Data supplied:

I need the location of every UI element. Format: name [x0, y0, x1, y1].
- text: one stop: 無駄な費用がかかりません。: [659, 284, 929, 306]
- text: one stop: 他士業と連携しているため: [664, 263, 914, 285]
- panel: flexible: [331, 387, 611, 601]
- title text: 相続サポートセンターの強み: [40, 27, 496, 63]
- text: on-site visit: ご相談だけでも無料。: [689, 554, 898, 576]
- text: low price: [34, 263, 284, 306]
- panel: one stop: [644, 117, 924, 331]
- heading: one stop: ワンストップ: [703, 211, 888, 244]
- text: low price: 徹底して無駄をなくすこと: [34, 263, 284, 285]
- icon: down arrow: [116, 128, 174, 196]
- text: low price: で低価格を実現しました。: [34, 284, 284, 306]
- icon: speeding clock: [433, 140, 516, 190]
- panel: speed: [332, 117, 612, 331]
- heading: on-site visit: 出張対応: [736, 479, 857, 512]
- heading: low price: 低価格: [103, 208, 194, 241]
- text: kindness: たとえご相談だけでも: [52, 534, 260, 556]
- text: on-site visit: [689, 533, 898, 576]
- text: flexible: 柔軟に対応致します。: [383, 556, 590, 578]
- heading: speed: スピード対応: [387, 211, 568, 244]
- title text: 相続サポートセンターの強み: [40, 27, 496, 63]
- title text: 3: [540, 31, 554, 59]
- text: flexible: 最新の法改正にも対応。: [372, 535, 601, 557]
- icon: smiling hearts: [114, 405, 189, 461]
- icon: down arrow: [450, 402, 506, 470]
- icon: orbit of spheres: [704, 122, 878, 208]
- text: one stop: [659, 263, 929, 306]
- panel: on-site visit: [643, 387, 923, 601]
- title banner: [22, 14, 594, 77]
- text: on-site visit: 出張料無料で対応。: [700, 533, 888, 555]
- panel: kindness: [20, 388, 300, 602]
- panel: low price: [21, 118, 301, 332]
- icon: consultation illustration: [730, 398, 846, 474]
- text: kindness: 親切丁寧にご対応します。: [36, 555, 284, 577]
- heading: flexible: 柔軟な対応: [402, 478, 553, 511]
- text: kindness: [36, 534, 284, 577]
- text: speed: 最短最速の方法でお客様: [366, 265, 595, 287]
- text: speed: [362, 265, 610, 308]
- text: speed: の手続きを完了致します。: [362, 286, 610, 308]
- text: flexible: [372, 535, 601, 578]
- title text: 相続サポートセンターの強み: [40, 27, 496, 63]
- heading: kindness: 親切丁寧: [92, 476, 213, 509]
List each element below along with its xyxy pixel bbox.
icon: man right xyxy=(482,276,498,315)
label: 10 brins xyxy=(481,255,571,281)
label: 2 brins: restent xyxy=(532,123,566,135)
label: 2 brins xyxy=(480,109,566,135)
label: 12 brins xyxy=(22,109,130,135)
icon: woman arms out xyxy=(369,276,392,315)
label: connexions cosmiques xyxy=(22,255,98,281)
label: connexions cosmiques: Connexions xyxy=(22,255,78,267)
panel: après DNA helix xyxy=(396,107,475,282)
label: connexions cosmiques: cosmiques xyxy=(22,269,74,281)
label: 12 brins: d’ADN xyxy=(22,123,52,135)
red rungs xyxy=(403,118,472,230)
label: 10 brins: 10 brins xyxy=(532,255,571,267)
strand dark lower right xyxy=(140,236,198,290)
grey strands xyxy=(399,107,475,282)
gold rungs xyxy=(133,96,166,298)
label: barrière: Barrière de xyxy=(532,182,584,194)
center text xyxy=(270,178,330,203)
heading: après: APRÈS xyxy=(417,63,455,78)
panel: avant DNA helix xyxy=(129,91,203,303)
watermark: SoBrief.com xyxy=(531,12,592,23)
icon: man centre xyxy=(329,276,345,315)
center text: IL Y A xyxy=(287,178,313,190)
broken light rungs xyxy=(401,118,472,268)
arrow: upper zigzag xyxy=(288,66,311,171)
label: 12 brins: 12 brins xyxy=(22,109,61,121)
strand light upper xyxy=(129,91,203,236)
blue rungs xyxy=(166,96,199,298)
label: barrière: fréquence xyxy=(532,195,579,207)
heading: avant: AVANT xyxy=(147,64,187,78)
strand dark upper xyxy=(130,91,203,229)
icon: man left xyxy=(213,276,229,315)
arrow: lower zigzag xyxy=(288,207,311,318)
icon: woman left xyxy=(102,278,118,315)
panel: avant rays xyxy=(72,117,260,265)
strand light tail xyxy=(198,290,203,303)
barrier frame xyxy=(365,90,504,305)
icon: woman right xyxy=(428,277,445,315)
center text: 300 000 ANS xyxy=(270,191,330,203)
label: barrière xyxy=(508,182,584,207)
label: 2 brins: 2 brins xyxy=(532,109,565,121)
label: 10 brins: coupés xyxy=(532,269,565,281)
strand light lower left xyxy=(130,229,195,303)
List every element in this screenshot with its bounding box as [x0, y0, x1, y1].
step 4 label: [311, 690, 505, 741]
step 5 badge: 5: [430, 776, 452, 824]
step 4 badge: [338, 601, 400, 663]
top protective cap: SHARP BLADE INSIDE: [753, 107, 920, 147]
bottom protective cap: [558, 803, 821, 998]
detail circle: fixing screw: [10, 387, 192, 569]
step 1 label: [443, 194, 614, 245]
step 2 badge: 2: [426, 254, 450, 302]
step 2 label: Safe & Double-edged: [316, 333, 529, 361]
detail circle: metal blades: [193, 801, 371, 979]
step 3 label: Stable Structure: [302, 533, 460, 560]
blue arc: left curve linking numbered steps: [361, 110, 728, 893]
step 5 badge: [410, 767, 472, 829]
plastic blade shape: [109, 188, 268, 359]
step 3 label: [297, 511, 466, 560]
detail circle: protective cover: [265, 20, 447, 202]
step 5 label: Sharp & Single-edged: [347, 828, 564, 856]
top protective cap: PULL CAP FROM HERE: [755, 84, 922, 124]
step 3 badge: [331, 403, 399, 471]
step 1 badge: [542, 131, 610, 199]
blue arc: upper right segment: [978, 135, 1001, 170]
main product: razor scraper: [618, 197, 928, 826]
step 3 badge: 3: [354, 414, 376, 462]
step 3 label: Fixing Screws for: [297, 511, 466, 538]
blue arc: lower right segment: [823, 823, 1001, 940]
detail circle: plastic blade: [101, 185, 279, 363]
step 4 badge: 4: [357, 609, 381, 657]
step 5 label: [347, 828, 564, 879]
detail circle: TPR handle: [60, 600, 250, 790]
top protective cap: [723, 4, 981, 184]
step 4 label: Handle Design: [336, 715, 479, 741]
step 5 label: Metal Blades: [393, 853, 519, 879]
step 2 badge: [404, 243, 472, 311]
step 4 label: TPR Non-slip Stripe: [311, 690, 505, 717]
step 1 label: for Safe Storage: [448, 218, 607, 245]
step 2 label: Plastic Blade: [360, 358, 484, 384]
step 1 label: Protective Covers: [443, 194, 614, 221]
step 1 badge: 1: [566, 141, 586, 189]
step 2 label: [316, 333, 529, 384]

Short exercise: Please copy out, unchanged, every line from the very first one above up to and including the line with "- panel: one stop: [644, 117, 924, 331]".

The completed task:
I need the location of every UI element. Format: name [x0, y0, x1, y1].
- text: one stop: 無駄な費用がかかりません。: [659, 284, 929, 306]
- text: one stop: 他士業と連携しているため: [664, 263, 914, 285]
- panel: flexible: [331, 387, 611, 601]
- title text: 相続サポートセンターの強み: [40, 27, 496, 63]
- text: on-site visit: ご相談だけでも無料。: [689, 554, 898, 576]
- text: low price: [34, 263, 284, 306]
- panel: one stop: [644, 117, 924, 331]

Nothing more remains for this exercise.